**YOUR OBJECTIVE:** Reproduce each of the following entries word for word, line by line.

**INFORMATION PROVIDED:**
-=-=-
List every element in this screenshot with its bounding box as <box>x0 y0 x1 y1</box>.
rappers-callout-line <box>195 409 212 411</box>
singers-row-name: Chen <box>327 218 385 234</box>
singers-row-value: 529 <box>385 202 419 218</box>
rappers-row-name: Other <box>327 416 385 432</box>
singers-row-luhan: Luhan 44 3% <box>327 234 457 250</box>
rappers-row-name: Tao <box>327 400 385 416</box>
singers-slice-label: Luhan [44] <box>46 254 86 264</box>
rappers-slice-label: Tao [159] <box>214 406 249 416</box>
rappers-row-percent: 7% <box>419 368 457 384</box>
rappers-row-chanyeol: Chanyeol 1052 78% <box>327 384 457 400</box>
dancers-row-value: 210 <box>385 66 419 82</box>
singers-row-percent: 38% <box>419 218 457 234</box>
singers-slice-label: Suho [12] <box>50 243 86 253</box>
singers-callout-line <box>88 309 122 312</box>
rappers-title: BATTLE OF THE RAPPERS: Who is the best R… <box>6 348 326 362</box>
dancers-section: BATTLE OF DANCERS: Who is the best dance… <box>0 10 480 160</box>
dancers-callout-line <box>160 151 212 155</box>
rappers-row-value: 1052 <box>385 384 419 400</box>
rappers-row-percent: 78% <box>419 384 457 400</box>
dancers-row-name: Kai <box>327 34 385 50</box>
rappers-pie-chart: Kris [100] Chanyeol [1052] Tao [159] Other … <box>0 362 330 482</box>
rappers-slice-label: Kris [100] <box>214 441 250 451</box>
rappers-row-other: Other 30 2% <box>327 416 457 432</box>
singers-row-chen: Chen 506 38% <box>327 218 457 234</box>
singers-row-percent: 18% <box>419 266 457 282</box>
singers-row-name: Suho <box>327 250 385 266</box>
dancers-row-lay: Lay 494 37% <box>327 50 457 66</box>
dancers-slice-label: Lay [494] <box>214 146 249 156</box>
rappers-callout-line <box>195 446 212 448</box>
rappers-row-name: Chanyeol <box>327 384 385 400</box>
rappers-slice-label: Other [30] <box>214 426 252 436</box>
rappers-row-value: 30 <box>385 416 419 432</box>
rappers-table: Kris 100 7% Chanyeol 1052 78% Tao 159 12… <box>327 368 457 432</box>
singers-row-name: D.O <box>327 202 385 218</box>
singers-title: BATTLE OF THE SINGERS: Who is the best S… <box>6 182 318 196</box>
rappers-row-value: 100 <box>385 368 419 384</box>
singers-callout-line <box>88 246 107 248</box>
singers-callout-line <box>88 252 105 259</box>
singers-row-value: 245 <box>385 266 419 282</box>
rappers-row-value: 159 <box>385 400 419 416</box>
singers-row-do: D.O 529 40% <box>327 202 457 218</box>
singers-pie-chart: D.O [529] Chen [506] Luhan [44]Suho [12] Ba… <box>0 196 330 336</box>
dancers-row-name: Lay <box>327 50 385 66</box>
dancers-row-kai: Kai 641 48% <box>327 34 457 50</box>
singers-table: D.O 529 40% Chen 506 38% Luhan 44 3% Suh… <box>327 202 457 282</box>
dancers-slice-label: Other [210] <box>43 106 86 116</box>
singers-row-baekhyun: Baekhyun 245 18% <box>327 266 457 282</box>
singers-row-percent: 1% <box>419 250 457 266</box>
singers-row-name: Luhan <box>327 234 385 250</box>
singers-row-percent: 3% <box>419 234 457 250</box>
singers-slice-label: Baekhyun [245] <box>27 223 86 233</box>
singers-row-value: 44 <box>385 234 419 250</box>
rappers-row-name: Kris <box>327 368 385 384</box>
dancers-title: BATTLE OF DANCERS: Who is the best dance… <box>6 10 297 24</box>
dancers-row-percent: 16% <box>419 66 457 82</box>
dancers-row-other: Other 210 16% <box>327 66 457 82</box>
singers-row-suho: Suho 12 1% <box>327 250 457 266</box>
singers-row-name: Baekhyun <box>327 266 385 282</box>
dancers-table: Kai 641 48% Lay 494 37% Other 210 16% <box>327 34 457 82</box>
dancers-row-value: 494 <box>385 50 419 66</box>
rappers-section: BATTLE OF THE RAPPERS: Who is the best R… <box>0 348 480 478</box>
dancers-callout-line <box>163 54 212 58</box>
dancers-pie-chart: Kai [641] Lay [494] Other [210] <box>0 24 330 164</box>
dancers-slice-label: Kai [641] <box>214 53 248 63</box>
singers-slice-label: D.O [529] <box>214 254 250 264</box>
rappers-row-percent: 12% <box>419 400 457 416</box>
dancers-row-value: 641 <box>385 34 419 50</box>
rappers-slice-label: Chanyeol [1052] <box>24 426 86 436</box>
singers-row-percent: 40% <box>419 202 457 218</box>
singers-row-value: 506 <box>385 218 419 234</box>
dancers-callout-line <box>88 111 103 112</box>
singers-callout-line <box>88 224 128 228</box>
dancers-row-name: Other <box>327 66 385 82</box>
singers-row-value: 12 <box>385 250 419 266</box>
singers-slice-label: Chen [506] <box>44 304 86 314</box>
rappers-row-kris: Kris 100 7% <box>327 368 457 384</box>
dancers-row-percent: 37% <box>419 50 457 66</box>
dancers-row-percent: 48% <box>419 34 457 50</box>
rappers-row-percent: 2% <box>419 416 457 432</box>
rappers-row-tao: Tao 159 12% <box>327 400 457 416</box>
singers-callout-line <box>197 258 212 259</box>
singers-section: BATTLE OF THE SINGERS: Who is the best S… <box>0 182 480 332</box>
-=-=-
**RESPONSE TO THIS TASK:**
List every element in this screenshot with its bounding box as <box>x0 y0 x1 y1</box>.
rappers-callout-line <box>195 409 212 411</box>
singers-row-name: Chen <box>327 218 385 234</box>
singers-row-value: 529 <box>385 202 419 218</box>
rappers-row-name: Other <box>327 416 385 432</box>
singers-row-luhan: Luhan 44 3% <box>327 234 457 250</box>
rappers-row-name: Tao <box>327 400 385 416</box>
singers-slice-label: Luhan [44] <box>46 254 86 264</box>
rappers-slice-label: Tao [159] <box>214 406 249 416</box>
rappers-row-percent: 7% <box>419 368 457 384</box>
rappers-row-chanyeol: Chanyeol 1052 78% <box>327 384 457 400</box>
dancers-row-value: 210 <box>385 66 419 82</box>
singers-row-percent: 38% <box>419 218 457 234</box>
singers-slice-label: Suho [12] <box>50 243 86 253</box>
singers-callout-line <box>88 309 122 312</box>
rappers-title: BATTLE OF THE RAPPERS: Who is the best R… <box>6 348 326 362</box>
dancers-section: BATTLE OF DANCERS: Who is the best dance… <box>0 10 480 160</box>
dancers-callout-line <box>160 151 212 155</box>
rappers-row-value: 1052 <box>385 384 419 400</box>
rappers-row-percent: 78% <box>419 384 457 400</box>
dancers-row-name: Kai <box>327 34 385 50</box>
rappers-pie-chart: Kris [100] Chanyeol [1052] Tao [159] Other … <box>0 362 330 482</box>
rappers-slice-label: Kris [100] <box>214 441 250 451</box>
rappers-row-other: Other 30 2% <box>327 416 457 432</box>
singers-row-chen: Chen 506 38% <box>327 218 457 234</box>
singers-row-percent: 18% <box>419 266 457 282</box>
singers-row-name: Suho <box>327 250 385 266</box>
dancers-row-lay: Lay 494 37% <box>327 50 457 66</box>
dancers-slice-label: Lay [494] <box>214 146 249 156</box>
rappers-callout-line <box>195 446 212 448</box>
rappers-row-name: Chanyeol <box>327 384 385 400</box>
rappers-slice-label: Other [30] <box>214 426 252 436</box>
rappers-row-value: 30 <box>385 416 419 432</box>
rappers-table: Kris 100 7% Chanyeol 1052 78% Tao 159 12… <box>327 368 457 432</box>
singers-row-name: D.O <box>327 202 385 218</box>
singers-title: BATTLE OF THE SINGERS: Who is the best S… <box>6 182 318 196</box>
rappers-row-value: 100 <box>385 368 419 384</box>
singers-callout-line <box>88 246 107 248</box>
singers-callout-line <box>88 252 105 259</box>
singers-row-value: 245 <box>385 266 419 282</box>
rappers-row-value: 159 <box>385 400 419 416</box>
singers-row-do: D.O 529 40% <box>327 202 457 218</box>
singers-pie-chart: D.O [529] Chen [506] Luhan [44]Suho [12] Ba… <box>0 196 330 336</box>
dancers-row-name: Lay <box>327 50 385 66</box>
dancers-row-kai: Kai 641 48% <box>327 34 457 50</box>
singers-table: D.O 529 40% Chen 506 38% Luhan 44 3% Suh… <box>327 202 457 282</box>
dancers-slice-label: Other [210] <box>43 106 86 116</box>
singers-row-baekhyun: Baekhyun 245 18% <box>327 266 457 282</box>
singers-row-percent: 1% <box>419 250 457 266</box>
singers-row-name: Luhan <box>327 234 385 250</box>
singers-row-percent: 3% <box>419 234 457 250</box>
singers-slice-label: Baekhyun [245] <box>27 223 86 233</box>
singers-row-value: 44 <box>385 234 419 250</box>
rappers-row-name: Kris <box>327 368 385 384</box>
dancers-title: BATTLE OF DANCERS: Who is the best dance… <box>6 10 297 24</box>
dancers-row-percent: 16% <box>419 66 457 82</box>
dancers-row-other: Other 210 16% <box>327 66 457 82</box>
singers-row-suho: Suho 12 1% <box>327 250 457 266</box>
singers-row-name: Baekhyun <box>327 266 385 282</box>
dancers-table: Kai 641 48% Lay 494 37% Other 210 16% <box>327 34 457 82</box>
dancers-row-value: 494 <box>385 50 419 66</box>
rappers-section: BATTLE OF THE RAPPERS: Who is the best R… <box>0 348 480 478</box>
dancers-callout-line <box>163 54 212 58</box>
dancers-pie-chart: Kai [641] Lay [494] Other [210] <box>0 24 330 164</box>
dancers-slice-label: Kai [641] <box>214 53 248 63</box>
singers-slice-label: D.O [529] <box>214 254 250 264</box>
rappers-row-percent: 12% <box>419 400 457 416</box>
dancers-row-value: 641 <box>385 34 419 50</box>
rappers-slice-label: Chanyeol [1052] <box>24 426 86 436</box>
singers-row-percent: 40% <box>419 202 457 218</box>
singers-row-value: 506 <box>385 218 419 234</box>
dancers-callout-line <box>88 111 103 112</box>
singers-callout-line <box>88 224 128 228</box>
dancers-row-name: Other <box>327 66 385 82</box>
singers-row-value: 12 <box>385 250 419 266</box>
singers-slice-label: Chen [506] <box>44 304 86 314</box>
rappers-row-kris: Kris 100 7% <box>327 368 457 384</box>
dancers-row-percent: 37% <box>419 50 457 66</box>
dancers-row-percent: 48% <box>419 34 457 50</box>
rappers-row-percent: 2% <box>419 416 457 432</box>
rappers-row-tao: Tao 159 12% <box>327 400 457 416</box>
singers-callout-line <box>197 258 212 259</box>
singers-section: BATTLE OF THE SINGERS: Who is the best S… <box>0 182 480 332</box>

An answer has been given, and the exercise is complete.